◆ **MATERIALS PROVIDED**:
·····

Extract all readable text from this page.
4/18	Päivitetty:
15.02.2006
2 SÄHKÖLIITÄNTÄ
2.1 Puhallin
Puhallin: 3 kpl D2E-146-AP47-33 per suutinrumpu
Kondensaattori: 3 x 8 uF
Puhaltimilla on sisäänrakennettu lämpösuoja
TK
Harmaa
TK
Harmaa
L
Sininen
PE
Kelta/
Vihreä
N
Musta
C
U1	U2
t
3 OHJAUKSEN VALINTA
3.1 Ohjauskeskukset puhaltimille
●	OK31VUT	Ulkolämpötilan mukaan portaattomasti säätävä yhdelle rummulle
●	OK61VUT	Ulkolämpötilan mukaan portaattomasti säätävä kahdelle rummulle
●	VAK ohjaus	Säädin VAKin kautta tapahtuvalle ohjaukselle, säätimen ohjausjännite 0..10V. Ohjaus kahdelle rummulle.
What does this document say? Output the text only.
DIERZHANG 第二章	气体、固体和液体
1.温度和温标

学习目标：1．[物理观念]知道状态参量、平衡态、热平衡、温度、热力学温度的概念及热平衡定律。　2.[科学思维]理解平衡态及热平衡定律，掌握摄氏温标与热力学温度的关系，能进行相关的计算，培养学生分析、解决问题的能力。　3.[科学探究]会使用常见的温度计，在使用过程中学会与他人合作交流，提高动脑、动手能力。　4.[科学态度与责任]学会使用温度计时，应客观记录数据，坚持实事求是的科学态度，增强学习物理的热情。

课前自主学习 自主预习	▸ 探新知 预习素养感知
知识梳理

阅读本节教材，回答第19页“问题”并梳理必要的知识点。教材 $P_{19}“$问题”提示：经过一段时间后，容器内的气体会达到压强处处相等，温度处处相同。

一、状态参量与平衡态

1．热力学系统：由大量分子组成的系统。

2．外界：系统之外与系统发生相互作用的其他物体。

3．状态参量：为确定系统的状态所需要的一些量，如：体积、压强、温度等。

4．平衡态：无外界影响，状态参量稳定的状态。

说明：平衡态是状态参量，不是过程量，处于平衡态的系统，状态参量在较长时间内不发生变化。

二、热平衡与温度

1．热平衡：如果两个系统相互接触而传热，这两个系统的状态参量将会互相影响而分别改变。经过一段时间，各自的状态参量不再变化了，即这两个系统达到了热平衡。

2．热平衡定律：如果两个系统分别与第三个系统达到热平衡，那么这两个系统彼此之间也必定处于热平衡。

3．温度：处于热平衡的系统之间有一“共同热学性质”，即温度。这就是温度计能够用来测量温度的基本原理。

·····

◆ **TASK GOAL**:
All of the data must be returned exactly.

◆ **PROBLEM SOLUTION**:
Extract all readable text from this page.
4/18	Päivitetty:
15.02.2006
2 SÄHKÖLIITÄNTÄ
2.1 Puhallin
Puhallin: 3 kpl D2E-146-AP47-33 per suutinrumpu
Kondensaattori: 3 x 8 uF
Puhaltimilla on sisäänrakennettu lämpösuoja
TK
Harmaa
TK
Harmaa
L
Sininen
PE
Kelta/
Vihreä
N
Musta
C
U1	U2
t
3 OHJAUKSEN VALINTA
3.1 Ohjauskeskukset puhaltimille
●	OK31VUT	Ulkolämpötilan mukaan portaattomasti säätävä yhdelle rummulle
●	OK61VUT	Ulkolämpötilan mukaan portaattomasti säätävä kahdelle rummulle
●	VAK ohjaus	Säädin VAKin kautta tapahtuvalle ohjaukselle, säätimen ohjausjännite 0..10V. Ohjaus kahdelle rummulle.
What does this document say? Output the text only.
DIERZHANG 第二章	气体、固体和液体
1.温度和温标

学习目标：1．[物理观念]知道状态参量、平衡态、热平衡、温度、热力学温度的概念及热平衡定律。　2.[科学思维]理解平衡态及热平衡定律，掌握摄氏温标与热力学温度的关系，能进行相关的计算，培养学生分析、解决问题的能力。　3.[科学探究]会使用常见的温度计，在使用过程中学会与他人合作交流，提高动脑、动手能力。　4.[科学态度与责任]学会使用温度计时，应客观记录数据，坚持实事求是的科学态度，增强学习物理的热情。

课前自主学习 自主预习	▸ 探新知 预习素养感知
知识梳理

阅读本节教材，回答第19页“问题”并梳理必要的知识点。教材 $P_{19}“$问题”提示：经过一段时间后，容器内的气体会达到压强处处相等，温度处处相同。

一、状态参量与平衡态

1．热力学系统：由大量分子组成的系统。

2．外界：系统之外与系统发生相互作用的其他物体。

3．状态参量：为确定系统的状态所需要的一些量，如：体积、压强、温度等。

4．平衡态：无外界影响，状态参量稳定的状态。

说明：平衡态是状态参量，不是过程量，处于平衡态的系统，状态参量在较长时间内不发生变化。

二、热平衡与温度

1．热平衡：如果两个系统相互接触而传热，这两个系统的状态参量将会互相影响而分别改变。经过一段时间，各自的状态参量不再变化了，即这两个系统达到了热平衡。

2．热平衡定律：如果两个系统分别与第三个系统达到热平衡，那么这两个系统彼此之间也必定处于热平衡。

3．温度：处于热平衡的系统之间有一“共同热学性质”，即温度。这就是温度计能够用来测量温度的基本原理。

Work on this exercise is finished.